>> begin The data
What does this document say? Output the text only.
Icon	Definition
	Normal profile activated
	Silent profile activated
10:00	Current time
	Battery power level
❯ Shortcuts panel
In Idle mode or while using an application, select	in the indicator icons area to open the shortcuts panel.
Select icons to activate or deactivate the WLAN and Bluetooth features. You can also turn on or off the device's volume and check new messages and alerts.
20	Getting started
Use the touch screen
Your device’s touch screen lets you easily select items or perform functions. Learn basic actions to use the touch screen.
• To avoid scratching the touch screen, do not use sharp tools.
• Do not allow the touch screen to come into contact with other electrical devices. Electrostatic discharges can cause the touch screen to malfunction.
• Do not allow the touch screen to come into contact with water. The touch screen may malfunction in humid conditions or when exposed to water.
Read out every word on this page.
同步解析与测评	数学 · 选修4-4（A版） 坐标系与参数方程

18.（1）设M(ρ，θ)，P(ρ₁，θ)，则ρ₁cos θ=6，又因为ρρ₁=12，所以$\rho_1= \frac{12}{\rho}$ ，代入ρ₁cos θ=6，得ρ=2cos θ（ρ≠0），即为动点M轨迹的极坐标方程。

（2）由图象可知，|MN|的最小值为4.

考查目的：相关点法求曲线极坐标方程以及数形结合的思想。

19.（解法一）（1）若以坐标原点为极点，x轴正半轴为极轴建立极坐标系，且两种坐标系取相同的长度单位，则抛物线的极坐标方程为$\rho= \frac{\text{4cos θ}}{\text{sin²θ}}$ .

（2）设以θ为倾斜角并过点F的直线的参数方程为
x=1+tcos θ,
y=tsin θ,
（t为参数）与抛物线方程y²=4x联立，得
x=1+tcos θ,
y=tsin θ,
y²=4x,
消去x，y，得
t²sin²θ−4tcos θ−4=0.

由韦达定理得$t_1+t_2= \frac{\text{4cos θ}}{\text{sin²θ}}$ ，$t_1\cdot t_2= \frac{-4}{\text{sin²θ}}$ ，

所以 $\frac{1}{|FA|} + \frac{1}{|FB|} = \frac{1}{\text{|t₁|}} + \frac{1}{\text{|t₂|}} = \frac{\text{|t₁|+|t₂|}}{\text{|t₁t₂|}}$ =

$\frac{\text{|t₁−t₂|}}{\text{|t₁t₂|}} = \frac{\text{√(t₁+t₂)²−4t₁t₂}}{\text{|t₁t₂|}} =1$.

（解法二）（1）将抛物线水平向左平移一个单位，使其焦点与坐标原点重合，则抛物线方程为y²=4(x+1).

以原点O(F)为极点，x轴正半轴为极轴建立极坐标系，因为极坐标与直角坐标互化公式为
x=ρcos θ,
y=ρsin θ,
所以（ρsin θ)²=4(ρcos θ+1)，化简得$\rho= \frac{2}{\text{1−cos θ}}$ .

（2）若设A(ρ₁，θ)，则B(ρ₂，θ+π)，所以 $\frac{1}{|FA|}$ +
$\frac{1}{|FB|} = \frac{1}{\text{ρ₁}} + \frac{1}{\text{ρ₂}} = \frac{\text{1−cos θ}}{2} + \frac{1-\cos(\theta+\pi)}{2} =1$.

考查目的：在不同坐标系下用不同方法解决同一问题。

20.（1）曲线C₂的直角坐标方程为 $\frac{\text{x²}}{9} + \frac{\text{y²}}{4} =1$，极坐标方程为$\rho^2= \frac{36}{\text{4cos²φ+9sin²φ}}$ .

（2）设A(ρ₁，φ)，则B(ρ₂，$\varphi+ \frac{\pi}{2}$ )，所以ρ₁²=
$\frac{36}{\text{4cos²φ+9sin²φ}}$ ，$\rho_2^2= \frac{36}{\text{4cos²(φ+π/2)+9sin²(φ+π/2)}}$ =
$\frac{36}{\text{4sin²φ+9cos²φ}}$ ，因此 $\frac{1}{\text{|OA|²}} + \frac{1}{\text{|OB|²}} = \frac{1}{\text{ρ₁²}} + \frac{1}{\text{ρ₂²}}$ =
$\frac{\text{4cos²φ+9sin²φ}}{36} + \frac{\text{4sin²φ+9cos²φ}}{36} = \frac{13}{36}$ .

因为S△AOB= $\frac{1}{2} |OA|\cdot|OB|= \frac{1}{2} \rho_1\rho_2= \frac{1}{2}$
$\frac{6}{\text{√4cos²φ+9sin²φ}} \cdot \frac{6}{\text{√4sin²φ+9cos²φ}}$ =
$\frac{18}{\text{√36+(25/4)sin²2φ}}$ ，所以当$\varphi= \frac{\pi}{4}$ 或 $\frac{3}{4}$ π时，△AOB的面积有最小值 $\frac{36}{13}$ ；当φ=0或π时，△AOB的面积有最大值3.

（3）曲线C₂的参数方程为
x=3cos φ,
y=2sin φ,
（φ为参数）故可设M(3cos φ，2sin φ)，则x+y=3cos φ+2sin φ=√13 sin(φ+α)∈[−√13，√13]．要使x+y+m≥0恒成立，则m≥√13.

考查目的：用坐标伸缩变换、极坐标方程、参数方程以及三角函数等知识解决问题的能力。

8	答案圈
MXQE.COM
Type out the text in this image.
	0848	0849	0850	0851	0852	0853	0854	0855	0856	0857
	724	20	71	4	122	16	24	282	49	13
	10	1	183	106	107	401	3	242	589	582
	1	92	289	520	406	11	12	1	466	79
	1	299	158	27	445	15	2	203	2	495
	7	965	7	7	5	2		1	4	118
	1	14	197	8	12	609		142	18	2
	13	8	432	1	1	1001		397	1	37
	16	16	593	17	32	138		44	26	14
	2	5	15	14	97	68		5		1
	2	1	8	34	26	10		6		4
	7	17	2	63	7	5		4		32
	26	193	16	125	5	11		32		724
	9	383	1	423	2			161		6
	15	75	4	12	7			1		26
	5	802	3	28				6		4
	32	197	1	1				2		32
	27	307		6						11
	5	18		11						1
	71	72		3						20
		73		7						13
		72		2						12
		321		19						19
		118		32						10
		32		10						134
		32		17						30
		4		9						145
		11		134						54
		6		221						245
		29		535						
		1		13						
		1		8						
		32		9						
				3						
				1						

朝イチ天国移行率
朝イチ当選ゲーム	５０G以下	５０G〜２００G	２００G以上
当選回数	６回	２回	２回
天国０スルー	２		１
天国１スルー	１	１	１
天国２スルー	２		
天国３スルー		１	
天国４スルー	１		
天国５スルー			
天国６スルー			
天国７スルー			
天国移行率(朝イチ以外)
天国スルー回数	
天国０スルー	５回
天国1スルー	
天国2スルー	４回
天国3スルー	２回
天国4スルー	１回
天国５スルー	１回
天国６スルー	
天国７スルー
>> end The data
Repeat exactly the lines from the line containing "Type out the text in this image." through the last line of the records above, including both, and nothing else.

Type out the text in this image.
	0848	0849	0850	0851	0852	0853	0854	0855	0856	0857
	724	20	71	4	122	16	24	282	49	13
	10	1	183	106	107	401	3	242	589	582
	1	92	289	520	406	11	12	1	466	79
	1	299	158	27	445	15	2	203	2	495
	7	965	7	7	5	2		1	4	118
	1	14	197	8	12	609		142	18	2
	13	8	432	1	1	1001		397	1	37
	16	16	593	17	32	138		44	26	14
	2	5	15	14	97	68		5		1
	2	1	8	34	26	10		6		4
	7	17	2	63	7	5		4		32
	26	193	16	125	5	11		32		724
	9	383	1	423	2			161		6
	15	75	4	12	7			1		26
	5	802	3	28				6		4
	32	197	1	1				2		32
	27	307		6						11
	5	18		11						1
	71	72		3						20
		73		7						13
		72		2						12
		321		19						19
		118		32						10
		32		10						134
		32		17						30
		4		9						145
		11		134						54
		6		221						245
		29		535						
		1		13						
		1		8						
		32		9						
				3						
				1						

朝イチ天国移行率
朝イチ当選ゲーム	５０G以下	５０G〜２００G	２００G以上
当選回数	６回	２回	２回
天国０スルー	２		１
天国１スルー	１	１	１
天国２スルー	２		
天国３スルー		１	
天国４スルー	１		
天国５スルー			
天国６スルー			
天国７スルー			
天国移行率(朝イチ以外)
天国スルー回数	
天国０スルー	５回
天国1スルー	
天国2スルー	４回
天国3スルー	２回
天国4スルー	１回
天国５スルー	１回
天国６スルー	
天国７スルー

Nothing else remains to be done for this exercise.